= Task input =

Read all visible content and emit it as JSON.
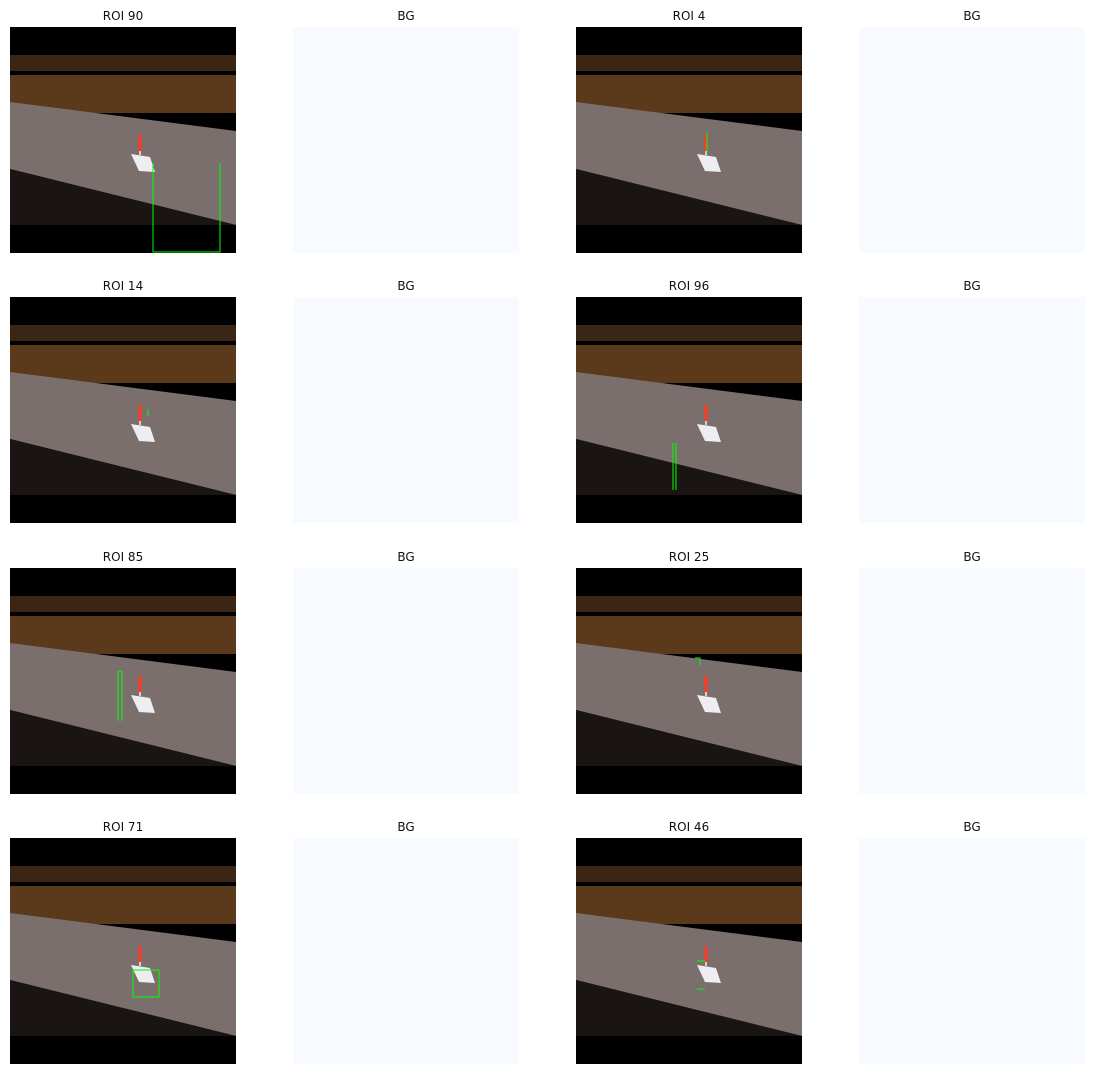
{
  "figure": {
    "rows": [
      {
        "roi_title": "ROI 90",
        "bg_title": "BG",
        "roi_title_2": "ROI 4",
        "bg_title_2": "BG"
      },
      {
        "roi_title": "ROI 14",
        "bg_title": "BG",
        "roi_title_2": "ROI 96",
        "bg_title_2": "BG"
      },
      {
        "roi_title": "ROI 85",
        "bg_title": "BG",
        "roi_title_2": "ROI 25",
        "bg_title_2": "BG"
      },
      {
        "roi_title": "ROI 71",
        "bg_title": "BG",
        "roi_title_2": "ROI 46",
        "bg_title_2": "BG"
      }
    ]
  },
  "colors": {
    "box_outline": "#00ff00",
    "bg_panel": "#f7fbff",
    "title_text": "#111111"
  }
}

* * *

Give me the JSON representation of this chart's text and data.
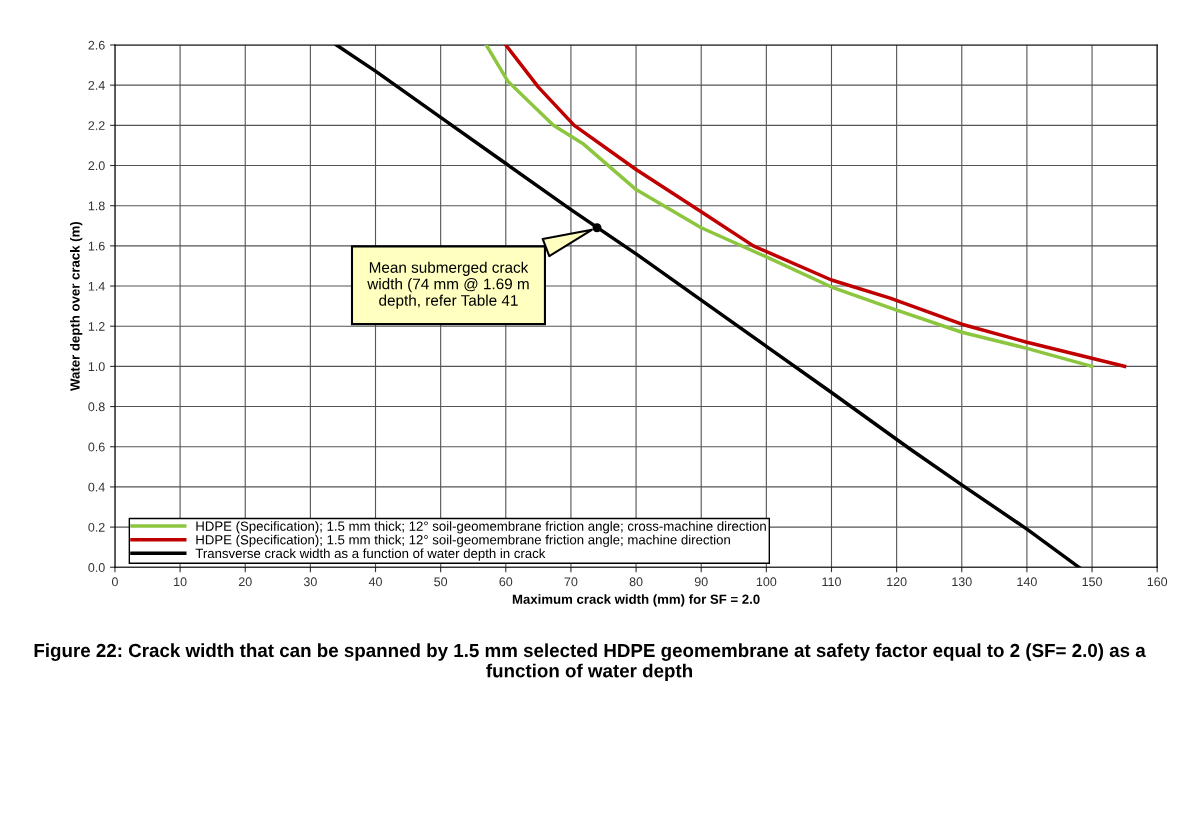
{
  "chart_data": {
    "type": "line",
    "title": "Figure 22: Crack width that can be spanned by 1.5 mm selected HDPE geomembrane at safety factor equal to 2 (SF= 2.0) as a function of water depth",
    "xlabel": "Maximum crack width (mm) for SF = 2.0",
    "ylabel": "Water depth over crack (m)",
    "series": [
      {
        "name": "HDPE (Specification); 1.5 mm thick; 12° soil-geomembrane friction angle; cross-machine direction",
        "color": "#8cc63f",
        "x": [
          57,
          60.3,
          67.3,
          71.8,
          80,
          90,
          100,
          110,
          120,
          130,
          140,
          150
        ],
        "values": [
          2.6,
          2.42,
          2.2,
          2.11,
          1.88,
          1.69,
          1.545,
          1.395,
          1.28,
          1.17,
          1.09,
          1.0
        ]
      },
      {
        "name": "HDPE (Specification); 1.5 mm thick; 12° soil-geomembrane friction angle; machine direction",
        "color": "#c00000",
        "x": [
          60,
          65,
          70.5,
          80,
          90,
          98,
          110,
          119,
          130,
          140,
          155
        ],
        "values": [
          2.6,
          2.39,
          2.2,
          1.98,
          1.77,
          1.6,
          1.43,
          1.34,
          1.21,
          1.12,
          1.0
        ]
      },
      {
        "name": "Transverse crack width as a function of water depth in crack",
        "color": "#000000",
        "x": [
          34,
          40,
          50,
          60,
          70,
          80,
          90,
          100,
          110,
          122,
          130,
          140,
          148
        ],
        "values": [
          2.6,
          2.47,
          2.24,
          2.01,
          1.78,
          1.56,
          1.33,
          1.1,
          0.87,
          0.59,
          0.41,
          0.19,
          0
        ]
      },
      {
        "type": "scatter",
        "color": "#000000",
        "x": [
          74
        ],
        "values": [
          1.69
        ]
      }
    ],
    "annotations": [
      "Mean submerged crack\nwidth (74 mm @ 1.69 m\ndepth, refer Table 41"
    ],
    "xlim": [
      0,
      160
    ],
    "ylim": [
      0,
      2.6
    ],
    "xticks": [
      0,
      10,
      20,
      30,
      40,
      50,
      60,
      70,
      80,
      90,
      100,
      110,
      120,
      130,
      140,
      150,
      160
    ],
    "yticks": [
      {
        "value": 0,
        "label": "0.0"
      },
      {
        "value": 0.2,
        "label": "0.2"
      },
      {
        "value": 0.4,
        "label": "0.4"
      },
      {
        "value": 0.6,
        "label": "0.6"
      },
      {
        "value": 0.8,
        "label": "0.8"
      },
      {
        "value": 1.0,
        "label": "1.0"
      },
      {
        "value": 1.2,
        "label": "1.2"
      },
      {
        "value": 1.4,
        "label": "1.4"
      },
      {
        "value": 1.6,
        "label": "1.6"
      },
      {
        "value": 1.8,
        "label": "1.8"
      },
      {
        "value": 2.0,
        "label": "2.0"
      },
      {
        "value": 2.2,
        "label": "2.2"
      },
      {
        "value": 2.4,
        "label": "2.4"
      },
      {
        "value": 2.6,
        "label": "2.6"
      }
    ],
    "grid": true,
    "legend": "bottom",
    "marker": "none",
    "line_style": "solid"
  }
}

--

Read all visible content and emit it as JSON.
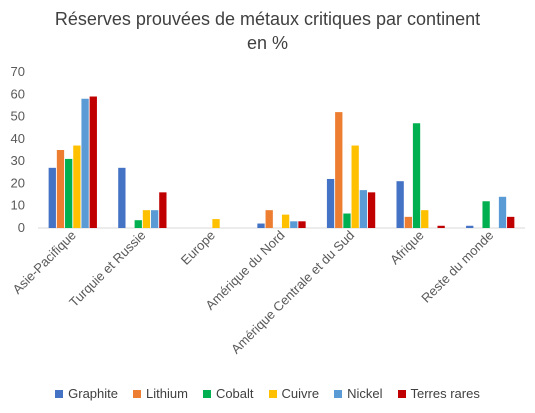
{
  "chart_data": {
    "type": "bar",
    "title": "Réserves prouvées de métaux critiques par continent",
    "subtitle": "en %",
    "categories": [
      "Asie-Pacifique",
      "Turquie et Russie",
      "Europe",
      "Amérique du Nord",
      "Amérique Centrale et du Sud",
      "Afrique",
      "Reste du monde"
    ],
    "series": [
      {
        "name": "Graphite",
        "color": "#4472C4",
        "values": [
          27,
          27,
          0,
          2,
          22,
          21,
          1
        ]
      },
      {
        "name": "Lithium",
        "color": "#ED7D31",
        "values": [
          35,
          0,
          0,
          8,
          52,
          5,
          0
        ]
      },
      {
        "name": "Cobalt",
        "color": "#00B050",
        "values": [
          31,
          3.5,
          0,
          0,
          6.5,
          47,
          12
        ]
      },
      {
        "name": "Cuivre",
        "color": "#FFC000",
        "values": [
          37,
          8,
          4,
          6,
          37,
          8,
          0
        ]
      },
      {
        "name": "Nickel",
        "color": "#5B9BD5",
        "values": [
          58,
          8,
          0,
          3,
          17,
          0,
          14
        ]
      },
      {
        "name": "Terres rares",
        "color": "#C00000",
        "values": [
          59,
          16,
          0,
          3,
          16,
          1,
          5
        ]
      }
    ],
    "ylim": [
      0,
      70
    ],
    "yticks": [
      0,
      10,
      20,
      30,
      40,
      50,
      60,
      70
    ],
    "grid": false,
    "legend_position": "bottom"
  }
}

= What this task involves =
Using the records above, copy each line that contains "Amérique".

= Reply =
      "Amérique du Nord",
      "Amérique Centrale et du Sud",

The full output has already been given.